Saved data entries
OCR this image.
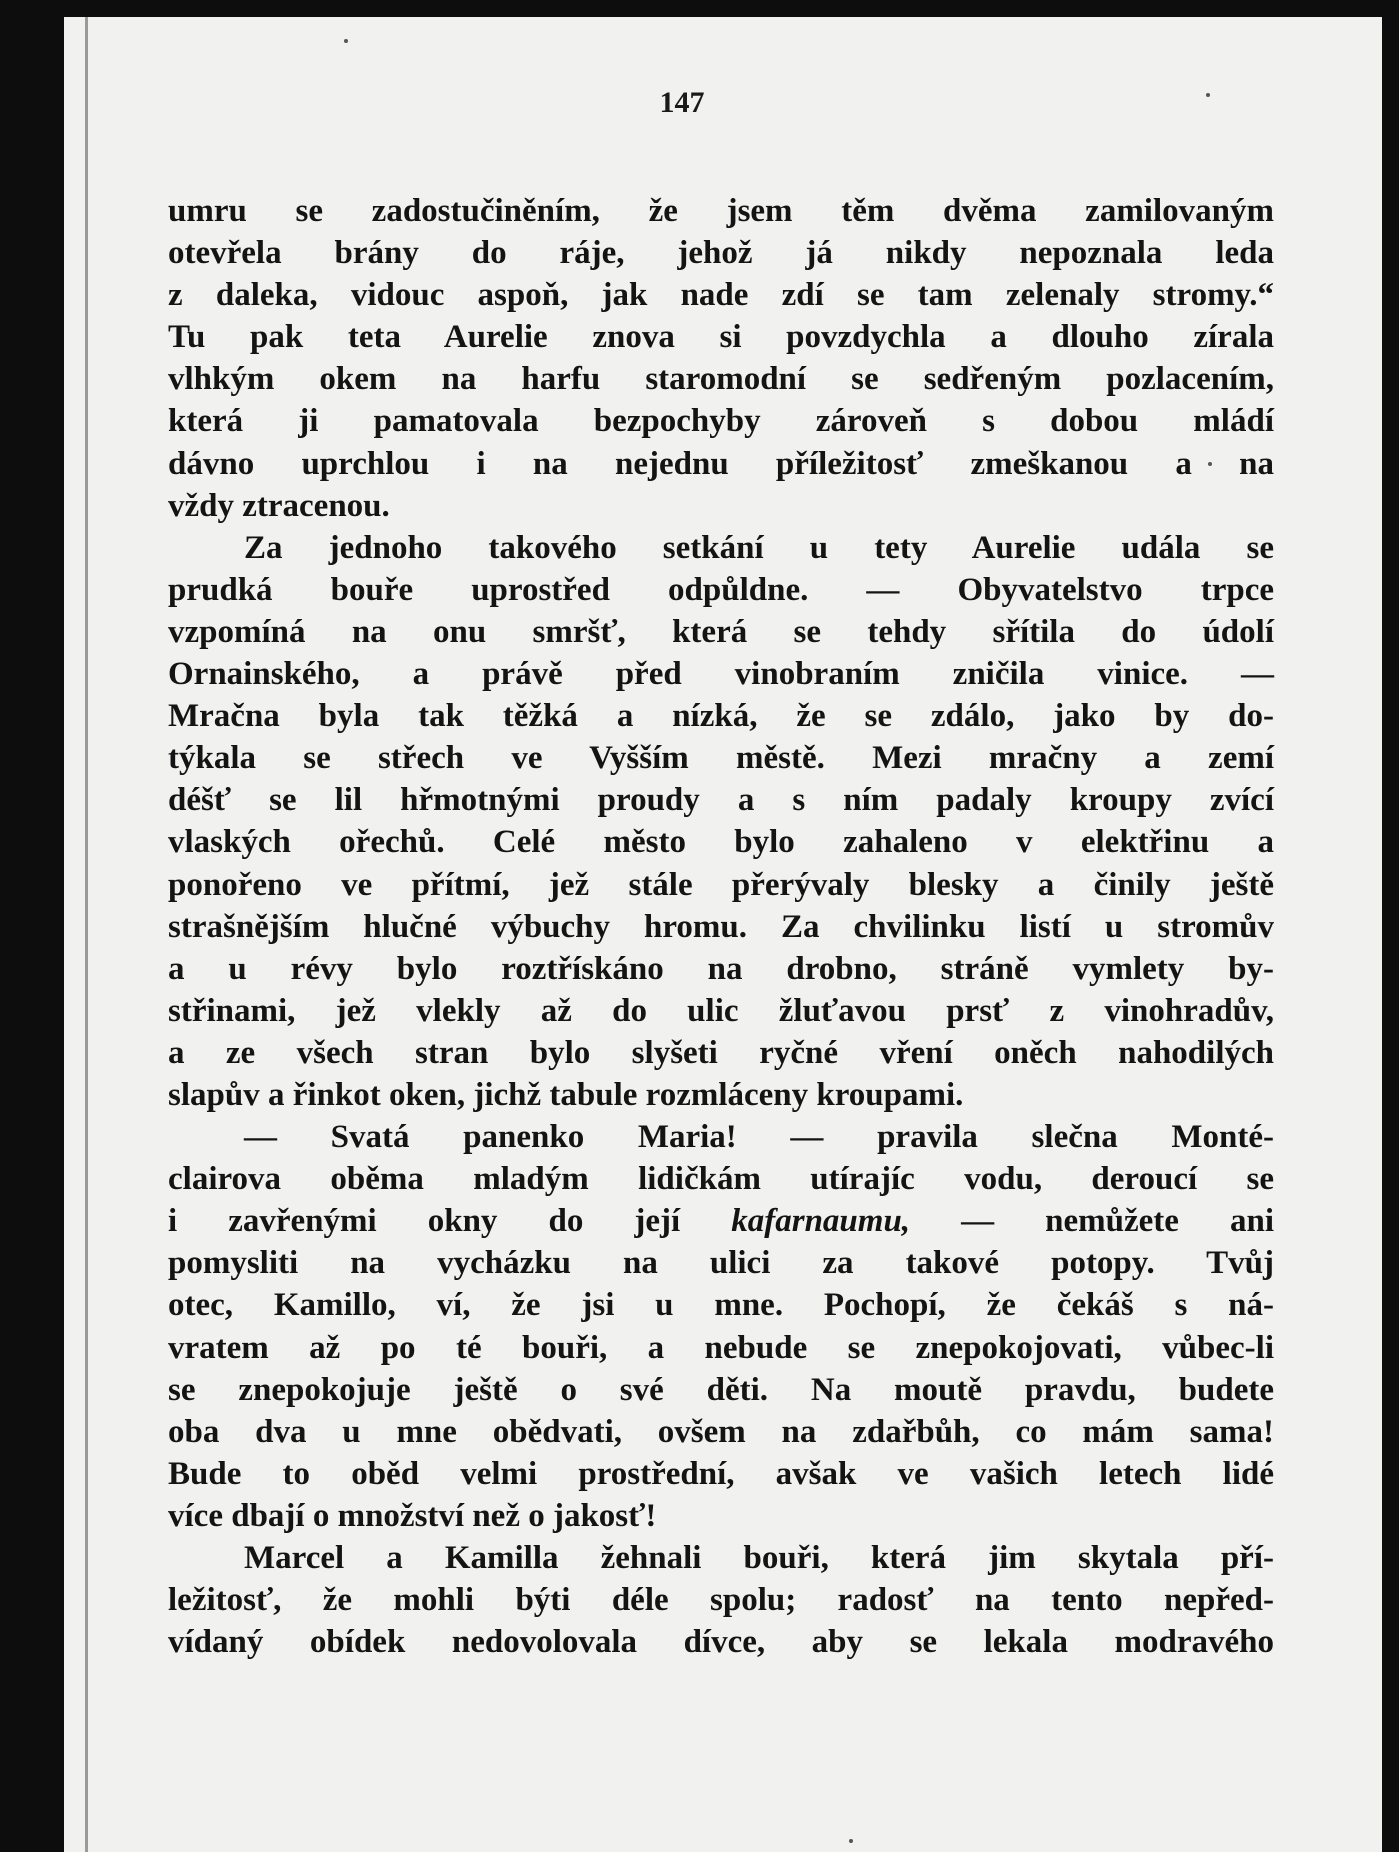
147

umru se zadostučiněním, že jsem těm dvěma zamilovaným
otevřela brány do ráje, jehož já nikdy nepoznala leda
z daleka, vidouc aspoň, jak nade zdí se tam zelenaly stromy.“
Tu pak teta Aurelie znova si povzdychla a dlouho zírala
vlhkým okem na harfu staromodní se sedřeným pozlacením,
která ji pamatovala bezpochyby zároveň s dobou mládí
dávno uprchlou i na nejednu příležitosť zmeškanou a na
vždy ztracenou.
Za jednoho takového setkání u tety Aurelie udála se
prudká bouře uprostřed odpůldne. — Obyvatelstvo trpce
vzpomíná na onu smršť, která se tehdy sřítila do údolí
Ornainského, a právě před vinobraním zničila vinice. —
Mračna byla tak těžká a nízká, že se zdálo, jako by do-
týkala se střech ve Vyšším městě. Mezi mračny a zemí
déšť se lil hřmotnými proudy a s ním padaly kroupy zvící
vlaských ořechů. Celé město bylo zahaleno v elektřinu a
ponořeno ve přítmí, jež stále přerývaly blesky a činily ještě
strašnějším hlučné výbuchy hromu. Za chvilinku listí u stromův
a u révy bylo roztřískáno na drobno, stráně vymlety by-
střinami, jež vlekly až do ulic žluťavou prsť z vinohradův,
a ze všech stran bylo slyšeti ryčné vření oněch nahodilých
slapův a řinkot oken, jichž tabule rozmláceny kroupami.
— Svatá panenko Maria! — pravila slečna Monté-
clairova oběma mladým lidičkám utírajíc vodu, deroucí se
i zavřenými okny do její kafarnaumu, — nemůžete ani
pomysliti na vycházku na ulici za takové potopy. Tvůj
otec, Kamillo, ví, že jsi u mne. Pochopí, že čekáš s ná-
vratem až po té bouři, a nebude se znepokojovati, vůbec-li
se znepokojuje ještě o své děti. Na moutě pravdu, budete
oba dva u mne obědvati, ovšem na zdařbůh, co mám sama!
Bude to oběd velmi prostřední, avšak ve vašich letech lidé
více dbají o množství než o jakosť!
Marcel a Kamilla žehnali bouři, která jim skytala pří-
ležitosť, že mohli býti déle spolu; radosť na tento nepřed-
vídaný obídek nedovolovala dívce, aby se lekala modravého
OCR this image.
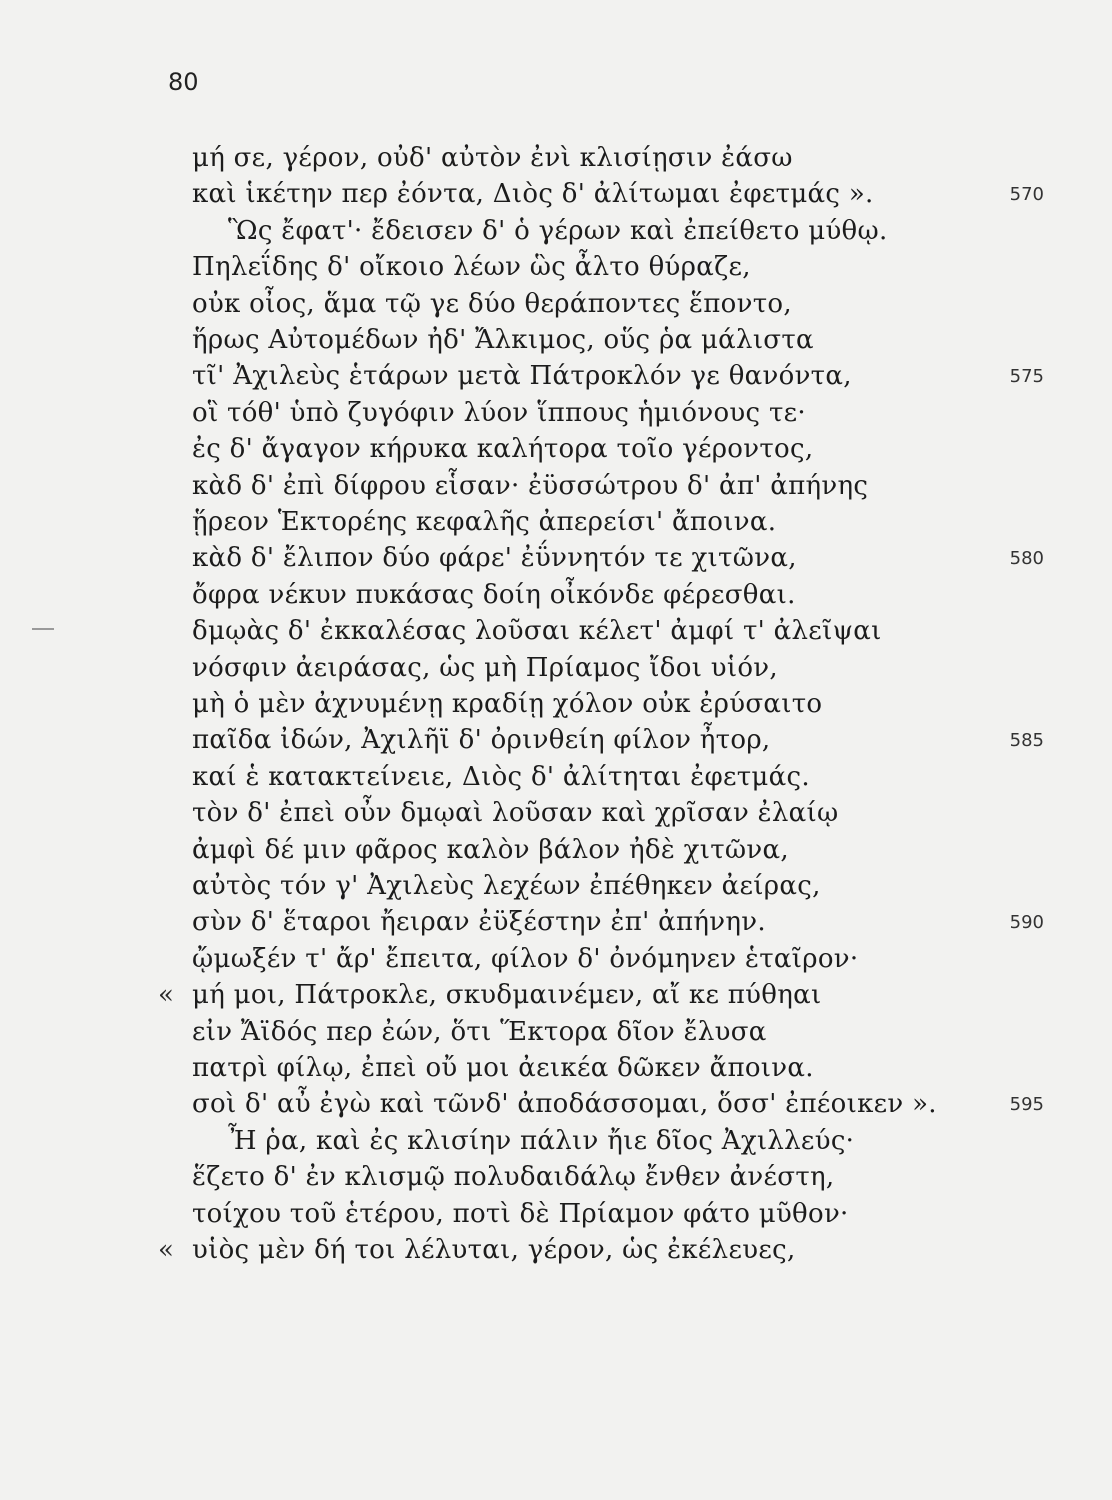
80
μή σε, γέρον, οὐδ' αὐτὸν ἐνὶ κλισίῃσιν ἐάσω
καὶ ἱκέτην περ ἐόντα, Διὸς δ' ἀλίτωμαι ἐφετμάς ».	570
Ὣς ἔφατ'· ἔδεισεν δ' ὁ γέρων καὶ ἐπείθετο μύθῳ.
Πηλεΐδης δ' οἴκοιο λέων ὣς ἆλτο θύραζε,
οὐκ οἶος, ἅμα τῷ γε δύο θεράποντες ἕποντο,
ἥρως Αὐτομέδων ἠδ' Ἄλκιμος, οὕς ῥα μάλιστα
τῖ' Ἀχιλεὺς ἑτάρων μετὰ Πάτροκλόν γε θανόντα,	575
οἳ τόθ' ὑπὸ ζυγόφιν λύον ἵππους ἡμιόνους τε·
ἐς δ' ἄγαγον κήρυκα καλήτορα τοῖο γέροντος,
κὰδ δ' ἐπὶ δίφρου εἷσαν· ἐϋσσώτρου δ' ἀπ' ἀπήνης
ᾕρεον Ἑκτορέης κεφαλῆς ἀπερείσι' ἄποινα.
κὰδ δ' ἔλιπον δύο φάρε' ἐΰννητόν τε χιτῶνα,	580
ὄφρα νέκυν πυκάσας δοίη οἶκόνδε φέρεσθαι.
δμῳὰς δ' ἐκκαλέσας λοῦσαι κέλετ' ἀμφί τ' ἀλεῖψαι
νόσφιν ἀειράσας, ὡς μὴ Πρίαμος ἴδοι υἱόν,
μὴ ὁ μὲν ἀχνυμένῃ κραδίῃ χόλον οὐκ ἐρύσαιτο
παῖδα ἰδών, Ἀχιλῆϊ δ' ὀρινθείη φίλον ἦτορ,	585
καί ἑ κατακτείνειε, Διὸς δ' ἀλίτηται ἐφετμάς.
τὸν δ' ἐπεὶ οὖν δμῳαὶ λοῦσαν καὶ χρῖσαν ἐλαίῳ
ἀμφὶ δέ μιν φᾶρος καλὸν βάλον ἠδὲ χιτῶνα,
αὐτὸς τόν γ' Ἀχιλεὺς λεχέων ἐπέθηκεν ἀείρας,
σὺν δ' ἕταροι ἤειραν ἐϋξέστην ἐπ' ἀπήνην.	590
ᾤμωξέν τ' ἄρ' ἔπειτα, φίλον δ' ὀνόμηνεν ἑταῖρον·
« μή μοι, Πάτροκλε, σκυδμαινέμεν, αἴ κε πύθηαι
εἰν Ἄϊδός περ ἐών, ὅτι Ἕκτορα δῖον ἔλυσα
πατρὶ φίλῳ, ἐπεὶ οὔ μοι ἀεικέα δῶκεν ἄποινα.
σοὶ δ' αὖ ἐγὼ καὶ τῶνδ' ἀποδάσσομαι, ὅσσ' ἐπέοικεν ».	595
Ἦ ῥα, καὶ ἐς κλισίην πάλιν ἤιε δῖος Ἀχιλλεύς·
ἕζετο δ' ἐν κλισμῷ πολυδαιδάλῳ ἔνθεν ἀνέστη,
τοίχου τοῦ ἑτέρου, ποτὶ δὲ Πρίαμον φάτο μῦθον·
« υἱὸς μὲν δή τοι λέλυται, γέρον, ὡς ἐκέλευες,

Exercise aim
Gather up the lines that contain the word "bouři".

Answer to this task
vratem až po té bouři, a nebude se znepokojovati, vůbec-li
Marcel a Kamilla žehnali bouři, která jim skytala pří-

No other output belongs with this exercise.